### Supplied records

+ + + + +

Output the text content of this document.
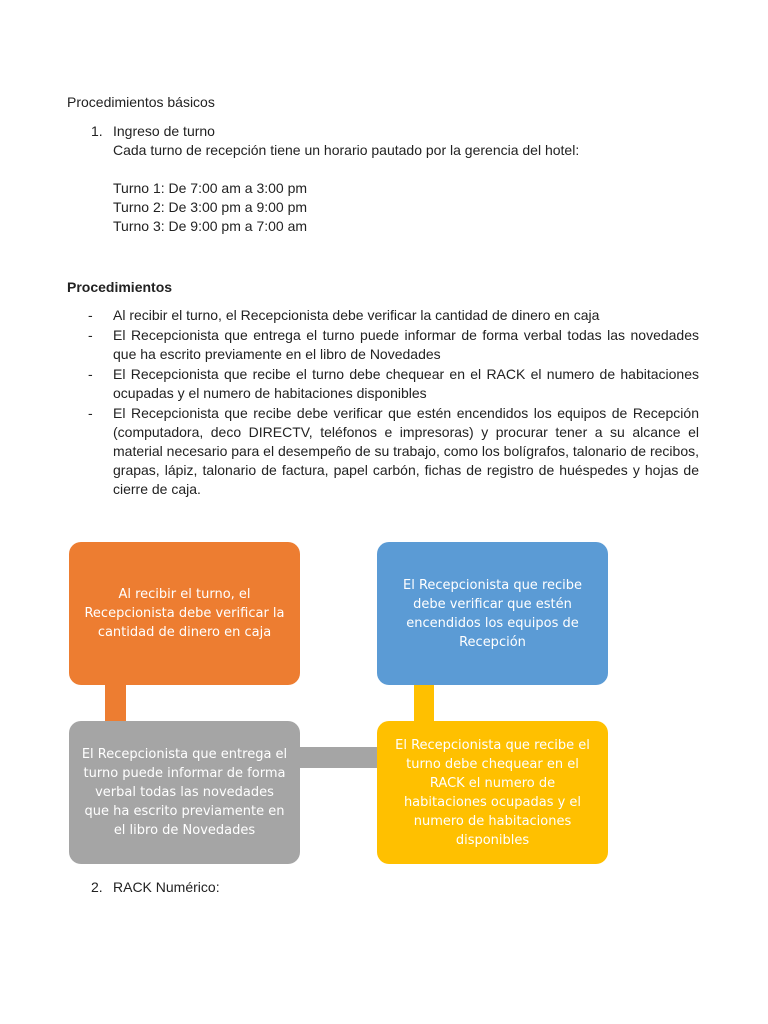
Procedimientos básicos
1. Ingreso de turno
Cada turno de recepción tiene un horario pautado por la gerencia del hotel:
Turno 1: De 7:00 am a 3:00 pm
Turno 2: De 3:00 pm a 9:00 pm
Turno 3: De 9:00 pm a 7:00 am
Procedimientos
- Al recibir el turno, el Recepcionista debe verificar la cantidad de dinero en caja
- El Recepcionista que entrega el turno puede informar de forma verbal todas las novedades que ha escrito previamente en el libro de Novedades
- El Recepcionista que recibe el turno debe chequear en el RACK el numero de habitaciones ocupadas y el numero de habitaciones disponibles
- El Recepcionista que recibe debe verificar que estén encendidos los equipos de Recepción (computadora, deco DIRECTV, teléfonos e impresoras) y procurar tener a su alcance el material necesario para el desempeño de su trabajo, como los bolígrafos, talonario de recibos, grapas, lápiz, talonario de factura, papel carbón, fichas de registro de huéspedes y hojas de cierre de caja.
Al recibir el turno, el Recepcionista debe verificar la cantidad de dinero en caja
El Recepcionista que recibe debe verificar que estén encendidos los equipos de Recepción
El Recepcionista que entrega el turno puede informar de forma verbal todas las novedades que ha escrito previamente en el libro de Novedades
El Recepcionista que recibe el turno debe chequear en el RACK el numero de habitaciones ocupadas y el numero de habitaciones disponibles
2. RACK Numérico:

+ + + + +

### Exercise
Without the pictures, print the records in full, exactly as they appear.

### Response
Output the text content of this document.
Procedimientos básicos
1. Ingreso de turno
Cada turno de recepción tiene un horario pautado por la gerencia del hotel:
Turno 1: De 7:00 am a 3:00 pm
Turno 2: De 3:00 pm a 9:00 pm
Turno 3: De 9:00 pm a 7:00 am
Procedimientos
- Al recibir el turno, el Recepcionista debe verificar la cantidad de dinero en caja
- El Recepcionista que entrega el turno puede informar de forma verbal todas las novedades que ha escrito previamente en el libro de Novedades
- El Recepcionista que recibe el turno debe chequear en el RACK el numero de habitaciones ocupadas y el numero de habitaciones disponibles
- El Recepcionista que recibe debe verificar que estén encendidos los equipos de Recepción (computadora, deco DIRECTV, teléfonos e impresoras) y procurar tener a su alcance el material necesario para el desempeño de su trabajo, como los bolígrafos, talonario de recibos, grapas, lápiz, talonario de factura, papel carbón, fichas de registro de huéspedes y hojas de cierre de caja.
Al recibir el turno, el Recepcionista debe verificar la cantidad de dinero en caja
El Recepcionista que recibe debe verificar que estén encendidos los equipos de Recepción
El Recepcionista que entrega el turno puede informar de forma verbal todas las novedades que ha escrito previamente en el libro de Novedades
El Recepcionista que recibe el turno debe chequear en el RACK el numero de habitaciones ocupadas y el numero de habitaciones disponibles
2. RACK Numérico:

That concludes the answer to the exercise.